### Material to process
------------------------------
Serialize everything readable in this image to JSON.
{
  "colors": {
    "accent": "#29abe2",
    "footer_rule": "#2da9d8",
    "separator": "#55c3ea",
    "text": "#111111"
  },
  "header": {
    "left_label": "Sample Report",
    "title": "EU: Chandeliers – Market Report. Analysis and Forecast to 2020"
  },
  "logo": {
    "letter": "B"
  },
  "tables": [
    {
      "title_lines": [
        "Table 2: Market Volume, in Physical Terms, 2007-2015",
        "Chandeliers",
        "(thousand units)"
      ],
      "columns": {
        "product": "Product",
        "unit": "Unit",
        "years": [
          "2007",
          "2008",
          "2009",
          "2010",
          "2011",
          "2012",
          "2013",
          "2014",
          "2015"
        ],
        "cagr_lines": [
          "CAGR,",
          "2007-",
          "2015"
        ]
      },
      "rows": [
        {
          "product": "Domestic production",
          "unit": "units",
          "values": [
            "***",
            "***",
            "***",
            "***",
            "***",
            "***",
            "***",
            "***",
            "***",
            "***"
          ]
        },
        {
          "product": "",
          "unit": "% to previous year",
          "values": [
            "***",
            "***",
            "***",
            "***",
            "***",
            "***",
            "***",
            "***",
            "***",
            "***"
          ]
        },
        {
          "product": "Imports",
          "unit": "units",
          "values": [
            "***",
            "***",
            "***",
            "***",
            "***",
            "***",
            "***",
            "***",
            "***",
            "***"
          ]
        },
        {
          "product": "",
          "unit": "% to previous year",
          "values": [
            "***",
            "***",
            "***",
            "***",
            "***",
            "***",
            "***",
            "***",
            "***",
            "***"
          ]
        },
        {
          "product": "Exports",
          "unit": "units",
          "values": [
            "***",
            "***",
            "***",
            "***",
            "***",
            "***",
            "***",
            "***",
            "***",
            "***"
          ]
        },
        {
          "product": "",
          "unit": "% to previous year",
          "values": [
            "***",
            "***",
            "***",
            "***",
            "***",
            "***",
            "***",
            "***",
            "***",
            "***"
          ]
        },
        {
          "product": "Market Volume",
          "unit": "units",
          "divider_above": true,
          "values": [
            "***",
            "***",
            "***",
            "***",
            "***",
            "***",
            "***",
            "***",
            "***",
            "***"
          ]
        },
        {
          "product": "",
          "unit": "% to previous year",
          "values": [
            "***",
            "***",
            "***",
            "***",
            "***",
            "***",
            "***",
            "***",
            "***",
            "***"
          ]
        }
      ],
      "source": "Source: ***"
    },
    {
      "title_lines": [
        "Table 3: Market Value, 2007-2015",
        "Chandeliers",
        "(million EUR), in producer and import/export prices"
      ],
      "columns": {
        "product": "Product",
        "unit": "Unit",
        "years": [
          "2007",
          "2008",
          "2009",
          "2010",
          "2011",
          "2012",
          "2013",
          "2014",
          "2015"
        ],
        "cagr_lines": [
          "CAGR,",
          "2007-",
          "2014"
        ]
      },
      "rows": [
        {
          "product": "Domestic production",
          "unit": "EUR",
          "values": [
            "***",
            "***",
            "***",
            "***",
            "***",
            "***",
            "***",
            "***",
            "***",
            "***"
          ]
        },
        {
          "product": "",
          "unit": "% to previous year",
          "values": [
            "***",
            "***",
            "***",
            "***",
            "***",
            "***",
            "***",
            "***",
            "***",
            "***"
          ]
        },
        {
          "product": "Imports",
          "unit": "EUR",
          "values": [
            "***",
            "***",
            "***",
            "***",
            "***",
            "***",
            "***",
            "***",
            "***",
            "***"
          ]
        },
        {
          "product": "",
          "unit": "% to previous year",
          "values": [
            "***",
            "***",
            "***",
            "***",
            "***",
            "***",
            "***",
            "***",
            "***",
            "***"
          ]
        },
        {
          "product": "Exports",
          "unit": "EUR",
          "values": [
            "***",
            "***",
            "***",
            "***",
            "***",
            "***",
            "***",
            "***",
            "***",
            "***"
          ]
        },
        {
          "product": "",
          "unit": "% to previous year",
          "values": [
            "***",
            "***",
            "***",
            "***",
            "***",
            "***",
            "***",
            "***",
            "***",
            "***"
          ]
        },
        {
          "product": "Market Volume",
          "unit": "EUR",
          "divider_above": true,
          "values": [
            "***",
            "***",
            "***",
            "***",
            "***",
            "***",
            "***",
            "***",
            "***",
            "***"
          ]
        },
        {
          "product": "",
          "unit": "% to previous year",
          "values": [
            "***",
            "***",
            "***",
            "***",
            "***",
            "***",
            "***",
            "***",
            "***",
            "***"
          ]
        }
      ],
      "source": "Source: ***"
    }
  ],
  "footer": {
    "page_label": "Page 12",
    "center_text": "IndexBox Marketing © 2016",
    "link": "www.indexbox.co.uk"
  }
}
------------------------------
### Directive
All of the material above needs to be copied exactly.

### Reply
Serialize everything readable in this image to JSON.
{
  "colors": {
    "accent": "#29abe2",
    "footer_rule": "#2da9d8",
    "separator": "#55c3ea",
    "text": "#111111"
  },
  "header": {
    "left_label": "Sample Report",
    "title": "EU: Chandeliers – Market Report. Analysis and Forecast to 2020"
  },
  "logo": {
    "letter": "B"
  },
  "tables": [
    {
      "title_lines": [
        "Table 2: Market Volume, in Physical Terms, 2007-2015",
        "Chandeliers",
        "(thousand units)"
      ],
      "columns": {
        "product": "Product",
        "unit": "Unit",
        "years": [
          "2007",
          "2008",
          "2009",
          "2010",
          "2011",
          "2012",
          "2013",
          "2014",
          "2015"
        ],
        "cagr_lines": [
          "CAGR,",
          "2007-",
          "2015"
        ]
      },
      "rows": [
        {
          "product": "Domestic production",
          "unit": "units",
          "values": [
            "***",
            "***",
            "***",
            "***",
            "***",
            "***",
            "***",
            "***",
            "***",
            "***"
          ]
        },
        {
          "product": "",
          "unit": "% to previous year",
          "values": [
            "***",
            "***",
            "***",
            "***",
            "***",
            "***",
            "***",
            "***",
            "***",
            "***"
          ]
        },
        {
          "product": "Imports",
          "unit": "units",
          "values": [
            "***",
            "***",
            "***",
            "***",
            "***",
            "***",
            "***",
            "***",
            "***",
            "***"
          ]
        },
        {
          "product": "",
          "unit": "% to previous year",
          "values": [
            "***",
            "***",
            "***",
            "***",
            "***",
            "***",
            "***",
            "***",
            "***",
            "***"
          ]
        },
        {
          "product": "Exports",
          "unit": "units",
          "values": [
            "***",
            "***",
            "***",
            "***",
            "***",
            "***",
            "***",
            "***",
            "***",
            "***"
          ]
        },
        {
          "product": "",
          "unit": "% to previous year",
          "values": [
            "***",
            "***",
            "***",
            "***",
            "***",
            "***",
            "***",
            "***",
            "***",
            "***"
          ]
        },
        {
          "product": "Market Volume",
          "unit": "units",
          "divider_above": true,
          "values": [
            "***",
            "***",
            "***",
            "***",
            "***",
            "***",
            "***",
            "***",
            "***",
            "***"
          ]
        },
        {
          "product": "",
          "unit": "% to previous year",
          "values": [
            "***",
            "***",
            "***",
            "***",
            "***",
            "***",
            "***",
            "***",
            "***",
            "***"
          ]
        }
      ],
      "source": "Source: ***"
    },
    {
      "title_lines": [
        "Table 3: Market Value, 2007-2015",
        "Chandeliers",
        "(million EUR), in producer and import/export prices"
      ],
      "columns": {
        "product": "Product",
        "unit": "Unit",
        "years": [
          "2007",
          "2008",
          "2009",
          "2010",
          "2011",
          "2012",
          "2013",
          "2014",
          "2015"
        ],
        "cagr_lines": [
          "CAGR,",
          "2007-",
          "2014"
        ]
      },
      "rows": [
        {
          "product": "Domestic production",
          "unit": "EUR",
          "values": [
            "***",
            "***",
            "***",
            "***",
            "***",
            "***",
            "***",
            "***",
            "***",
            "***"
          ]
        },
        {
          "product": "",
          "unit": "% to previous year",
          "values": [
            "***",
            "***",
            "***",
            "***",
            "***",
            "***",
            "***",
            "***",
            "***",
            "***"
          ]
        },
        {
          "product": "Imports",
          "unit": "EUR",
          "values": [
            "***",
            "***",
            "***",
            "***",
            "***",
            "***",
            "***",
            "***",
            "***",
            "***"
          ]
        },
        {
          "product": "",
          "unit": "% to previous year",
          "values": [
            "***",
            "***",
            "***",
            "***",
            "***",
            "***",
            "***",
            "***",
            "***",
            "***"
          ]
        },
        {
          "product": "Exports",
          "unit": "EUR",
          "values": [
            "***",
            "***",
            "***",
            "***",
            "***",
            "***",
            "***",
            "***",
            "***",
            "***"
          ]
        },
        {
          "product": "",
          "unit": "% to previous year",
          "values": [
            "***",
            "***",
            "***",
            "***",
            "***",
            "***",
            "***",
            "***",
            "***",
            "***"
          ]
        },
        {
          "product": "Market Volume",
          "unit": "EUR",
          "divider_above": true,
          "values": [
            "***",
            "***",
            "***",
            "***",
            "***",
            "***",
            "***",
            "***",
            "***",
            "***"
          ]
        },
        {
          "product": "",
          "unit": "% to previous year",
          "values": [
            "***",
            "***",
            "***",
            "***",
            "***",
            "***",
            "***",
            "***",
            "***",
            "***"
          ]
        }
      ],
      "source": "Source: ***"
    }
  ],
  "footer": {
    "page_label": "Page 12",
    "center_text": "IndexBox Marketing © 2016",
    "link": "www.indexbox.co.uk"
  }
}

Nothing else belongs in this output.